## Task details
Your copy should match the entries exactly, except that it holds no pictures.

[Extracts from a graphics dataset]

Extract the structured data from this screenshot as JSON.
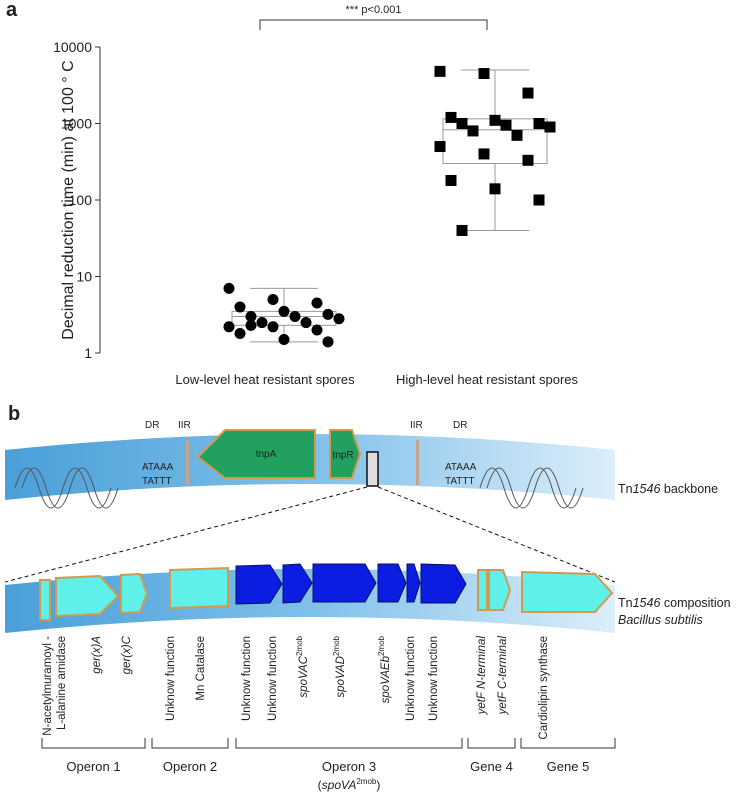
{
  "chart_data": {
    "type": "box",
    "panel_label": "a",
    "annotation": "*** p<0.001",
    "ylabel": "Decimal reduction time (min) at 100 ° C",
    "log_scale": true,
    "ylim": [
      1,
      10000
    ],
    "yticks": [
      1,
      10,
      100,
      1000,
      10000
    ],
    "categories": [
      "Low-level heat resistant spores",
      "High-level heat resistant spores"
    ],
    "groups": [
      {
        "marker": "circle",
        "color": "#000000",
        "box": {
          "whisker_low": 1.4,
          "q1": 2.3,
          "median": 3,
          "q3": 3.5,
          "whisker_high": 7
        },
        "values": [
          7,
          5,
          4.5,
          4,
          3.5,
          3.2,
          3,
          3,
          2.8,
          2.5,
          2.5,
          2.2,
          2.2,
          2,
          1.8,
          1.5,
          1.4,
          2.3
        ]
      },
      {
        "marker": "square",
        "color": "#000000",
        "box": {
          "whisker_low": 40,
          "q1": 300,
          "median": 830,
          "q3": 1150,
          "whisker_high": 5000
        },
        "values": [
          4800,
          4500,
          2500,
          1200,
          1100,
          1000,
          1000,
          950,
          900,
          800,
          700,
          500,
          400,
          330,
          180,
          140,
          100,
          40
        ]
      }
    ]
  },
  "diagram": {
    "panel_label": "b",
    "backbone": {
      "left_dr": "DR",
      "left_iir": "IIR",
      "left_seq": [
        "ATAAA",
        "TATTT"
      ],
      "tnpA": "tnpA",
      "tnpR": "tnpR",
      "right_iir": "IIR",
      "right_dr": "DR",
      "right_seq": [
        "ATAAA",
        "TATTT"
      ],
      "label": {
        "prefix": "Tn",
        "italic": "1546",
        "suffix": " backbone"
      }
    },
    "composition": {
      "label": {
        "prefix": "Tn",
        "italic": "1546",
        "suffix": " composition"
      },
      "organism": "Bacillus subtilis"
    },
    "genes": [
      {
        "text": "N-acetylmuramoyl -"
      },
      {
        "text": "L-alanine amidase"
      },
      {
        "text": "ger(x)A"
      },
      {
        "text": "ger(x)C"
      },
      {
        "text": "Unknow function"
      },
      {
        "text": "Mn Catalase"
      },
      {
        "text": "Unknow function"
      },
      {
        "text": "Unknow function"
      },
      {
        "text": "spoVAC",
        "sup": "2mob"
      },
      {
        "text": "spoVAD",
        "sup": "2mob"
      },
      {
        "text": "spoVAEb",
        "sup": "2mob"
      },
      {
        "text": "Unknow function"
      },
      {
        "text": "Unknow function"
      },
      {
        "text": "yetF N-terminal"
      },
      {
        "text": "yetF C-terminal"
      },
      {
        "text": "Cardiolipin synthase"
      }
    ],
    "groups": [
      {
        "label": "Operon 1"
      },
      {
        "label": "Operon 2"
      },
      {
        "label": "Operon 3",
        "sub": {
          "open": "(",
          "italic": "spoVA",
          "sup": "2mob",
          "close": ")"
        }
      },
      {
        "label": "Gene 4"
      },
      {
        "label": "Gene 5"
      }
    ]
  }
}
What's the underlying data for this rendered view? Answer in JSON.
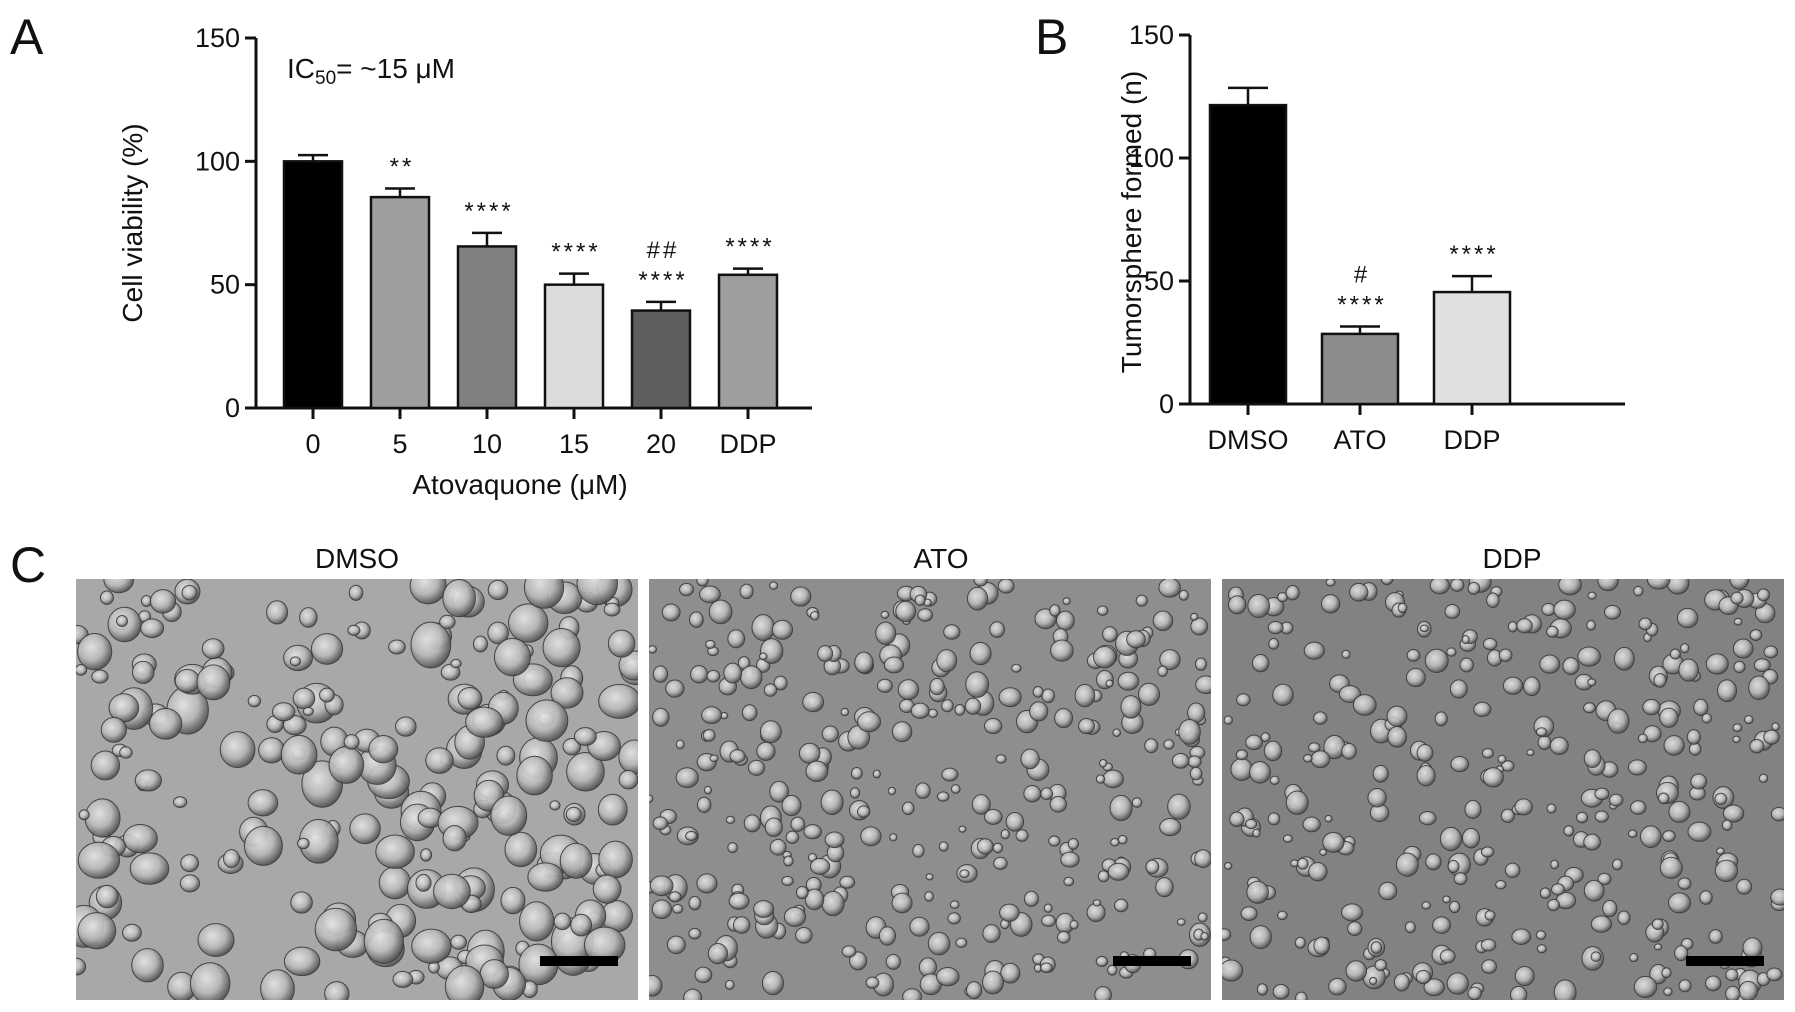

## Expected answer
Extract the structured data from this screenshot as JSON.
{
  "chart_data": {
    "type": "box",
    "panel_label": "a",
    "annotation": "*** p<0.001",
    "ylabel": "Decimal reduction time (min) at 100 ° C",
    "log_scale": true,
    "ylim": [
      1,
      10000
    ],
    "yticks": [
      1,
      10,
      100,
      1000,
      10000
    ],
    "categories": [
      "Low-level heat resistant spores",
      "High-level heat resistant spores"
    ],
    "groups": [
      {
        "marker": "circle",
        "color": "#000000",
        "box": {
          "whisker_low": 1.4,
          "q1": 2.3,
          "median": 3,
          "q3": 3.5,
          "whisker_high": 7
        },
        "values": [
          7,
          5,
          4.5,
          4,
          3.5,
          3.2,
          3,
          3,
          2.8,
          2.5,
          2.5,
          2.2,
          2.2,
          2,
          1.8,
          1.5,
          1.4,
          2.3
        ]
      },
      {
        "marker": "square",
        "color": "#000000",
        "box": {
          "whisker_low": 40,
          "q1": 300,
          "median": 830,
          "q3": 1150,
          "whisker_high": 5000
        },
        "values": [
          4800,
          4500,
          2500,
          1200,
          1100,
          1000,
          1000,
          950,
          900,
          800,
          700,
          500,
          400,
          330,
          180,
          140,
          100,
          40
        ]
      }
    ]
  },
  "diagram": {
    "panel_label": "b",
    "backbone": {
      "left_dr": "DR",
      "left_iir": "IIR",
      "left_seq": [
        "ATAAA",
        "TATTT"
      ],
      "tnpA": "tnpA",
      "tnpR": "tnpR",
      "right_iir": "IIR",
      "right_dr": "DR",
      "right_seq": [
        "ATAAA",
        "TATTT"
      ],
      "label": {
        "prefix": "Tn",
        "italic": "1546",
        "suffix": " backbone"
      }
    },
    "composition": {
      "label": {
        "prefix": "Tn",
        "italic": "1546",
        "suffix": " composition"
      },
      "organism": "Bacillus subtilis"
    },
    "genes": [
      {
        "text": "N-acetylmuramoyl -"
      },
      {
        "text": "L-alanine amidase"
      },
      {
        "text": "ger(x)A"
      },
      {
        "text": "ger(x)C"
      },
      {
        "text": "Unknow function"
      },
      {
        "text": "Mn Catalase"
      },
      {
        "text": "Unknow function"
      },
      {
        "text": "Unknow function"
      },
      {
        "text": "spoVAC",
        "sup": "2mob"
      },
      {
        "text": "spoVAD",
        "sup": "2mob"
      },
      {
        "text": "spoVAEb",
        "sup": "2mob"
      },
      {
        "text": "Unknow function"
      },
      {
        "text": "Unknow function"
      },
      {
        "text": "yetF N-terminal"
      },
      {
        "text": "yetF C-terminal"
      },
      {
        "text": "Cardiolipin synthase"
      }
    ],
    "groups": [
      {
        "label": "Operon 1"
      },
      {
        "label": "Operon 2"
      },
      {
        "label": "Operon 3",
        "sub": {
          "open": "(",
          "italic": "spoVA",
          "sup": "2mob",
          "close": ")"
        }
      },
      {
        "label": "Gene 4"
      },
      {
        "label": "Gene 5"
      }
    ]
  }
}
What's the underlying data for this rendered view? Answer in JSON.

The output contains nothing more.